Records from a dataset
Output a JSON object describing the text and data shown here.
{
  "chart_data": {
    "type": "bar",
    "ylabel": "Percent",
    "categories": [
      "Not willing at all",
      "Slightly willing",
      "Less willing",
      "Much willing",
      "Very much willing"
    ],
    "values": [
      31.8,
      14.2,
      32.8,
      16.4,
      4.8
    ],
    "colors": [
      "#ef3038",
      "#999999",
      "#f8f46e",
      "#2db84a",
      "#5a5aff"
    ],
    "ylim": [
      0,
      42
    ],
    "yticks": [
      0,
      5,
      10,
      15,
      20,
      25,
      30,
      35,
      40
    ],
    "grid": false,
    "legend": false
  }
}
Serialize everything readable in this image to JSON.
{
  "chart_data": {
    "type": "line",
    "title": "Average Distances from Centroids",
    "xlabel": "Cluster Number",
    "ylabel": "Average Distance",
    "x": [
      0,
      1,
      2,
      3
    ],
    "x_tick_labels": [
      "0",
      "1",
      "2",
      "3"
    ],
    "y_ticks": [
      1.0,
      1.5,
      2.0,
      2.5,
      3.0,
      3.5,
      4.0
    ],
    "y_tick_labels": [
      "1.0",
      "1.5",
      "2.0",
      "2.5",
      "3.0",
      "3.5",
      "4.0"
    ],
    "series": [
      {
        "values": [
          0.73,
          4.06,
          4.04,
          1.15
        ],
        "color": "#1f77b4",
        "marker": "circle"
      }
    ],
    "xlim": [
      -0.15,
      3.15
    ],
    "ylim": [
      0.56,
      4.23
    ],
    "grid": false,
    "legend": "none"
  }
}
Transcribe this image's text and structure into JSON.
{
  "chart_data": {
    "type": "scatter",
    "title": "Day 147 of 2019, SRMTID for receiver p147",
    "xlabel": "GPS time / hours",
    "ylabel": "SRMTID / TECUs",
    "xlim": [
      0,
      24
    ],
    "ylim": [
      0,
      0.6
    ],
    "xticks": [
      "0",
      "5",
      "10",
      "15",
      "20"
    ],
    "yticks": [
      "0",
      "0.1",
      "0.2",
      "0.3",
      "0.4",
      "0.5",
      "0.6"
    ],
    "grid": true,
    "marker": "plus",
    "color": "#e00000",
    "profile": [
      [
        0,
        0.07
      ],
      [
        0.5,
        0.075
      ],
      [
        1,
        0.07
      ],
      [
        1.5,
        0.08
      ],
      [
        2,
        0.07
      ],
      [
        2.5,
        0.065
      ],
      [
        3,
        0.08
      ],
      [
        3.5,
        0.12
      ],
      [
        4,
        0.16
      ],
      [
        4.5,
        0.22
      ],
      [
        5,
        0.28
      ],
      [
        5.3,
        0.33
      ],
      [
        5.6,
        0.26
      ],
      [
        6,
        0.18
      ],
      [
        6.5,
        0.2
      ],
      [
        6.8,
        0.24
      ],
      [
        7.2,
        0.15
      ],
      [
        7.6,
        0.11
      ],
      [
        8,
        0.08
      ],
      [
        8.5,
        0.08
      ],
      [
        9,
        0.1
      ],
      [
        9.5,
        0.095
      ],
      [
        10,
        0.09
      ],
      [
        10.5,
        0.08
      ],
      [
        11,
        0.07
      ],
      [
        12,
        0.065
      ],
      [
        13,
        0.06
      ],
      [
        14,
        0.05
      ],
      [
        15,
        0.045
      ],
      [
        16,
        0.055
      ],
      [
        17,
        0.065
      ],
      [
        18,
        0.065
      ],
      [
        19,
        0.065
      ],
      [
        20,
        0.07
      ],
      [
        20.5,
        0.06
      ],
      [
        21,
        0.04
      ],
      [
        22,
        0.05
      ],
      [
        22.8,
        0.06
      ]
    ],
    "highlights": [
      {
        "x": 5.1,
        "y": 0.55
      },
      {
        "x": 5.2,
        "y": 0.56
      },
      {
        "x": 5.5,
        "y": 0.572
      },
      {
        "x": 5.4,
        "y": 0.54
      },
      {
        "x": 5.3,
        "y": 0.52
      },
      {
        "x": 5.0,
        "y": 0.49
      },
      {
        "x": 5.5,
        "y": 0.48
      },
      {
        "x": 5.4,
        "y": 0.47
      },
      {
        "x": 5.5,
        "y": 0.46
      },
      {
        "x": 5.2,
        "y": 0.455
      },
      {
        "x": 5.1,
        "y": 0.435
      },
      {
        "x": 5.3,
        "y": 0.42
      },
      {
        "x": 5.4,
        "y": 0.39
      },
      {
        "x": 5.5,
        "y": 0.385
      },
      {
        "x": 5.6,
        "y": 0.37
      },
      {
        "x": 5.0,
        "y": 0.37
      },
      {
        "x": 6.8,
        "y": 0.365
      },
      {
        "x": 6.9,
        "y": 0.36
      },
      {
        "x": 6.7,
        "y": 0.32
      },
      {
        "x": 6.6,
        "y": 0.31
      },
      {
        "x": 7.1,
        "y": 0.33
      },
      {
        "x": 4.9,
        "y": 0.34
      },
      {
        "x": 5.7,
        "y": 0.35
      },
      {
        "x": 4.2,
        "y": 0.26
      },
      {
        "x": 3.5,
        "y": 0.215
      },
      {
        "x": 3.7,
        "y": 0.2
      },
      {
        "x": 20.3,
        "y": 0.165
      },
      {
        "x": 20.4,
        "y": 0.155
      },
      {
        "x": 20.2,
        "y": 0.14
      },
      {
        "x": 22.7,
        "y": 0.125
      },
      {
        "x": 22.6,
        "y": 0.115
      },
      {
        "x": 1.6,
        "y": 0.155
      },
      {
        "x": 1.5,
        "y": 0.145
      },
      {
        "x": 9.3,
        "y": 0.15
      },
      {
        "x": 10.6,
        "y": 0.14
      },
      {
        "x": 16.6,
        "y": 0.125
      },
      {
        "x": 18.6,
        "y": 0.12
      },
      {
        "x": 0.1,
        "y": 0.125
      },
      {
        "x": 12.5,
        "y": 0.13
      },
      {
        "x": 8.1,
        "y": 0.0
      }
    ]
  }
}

### What needs to be done
The word "xlabel" may appear on some lines of these records; state how many such lines there are, and nothing else.

### Written solution
2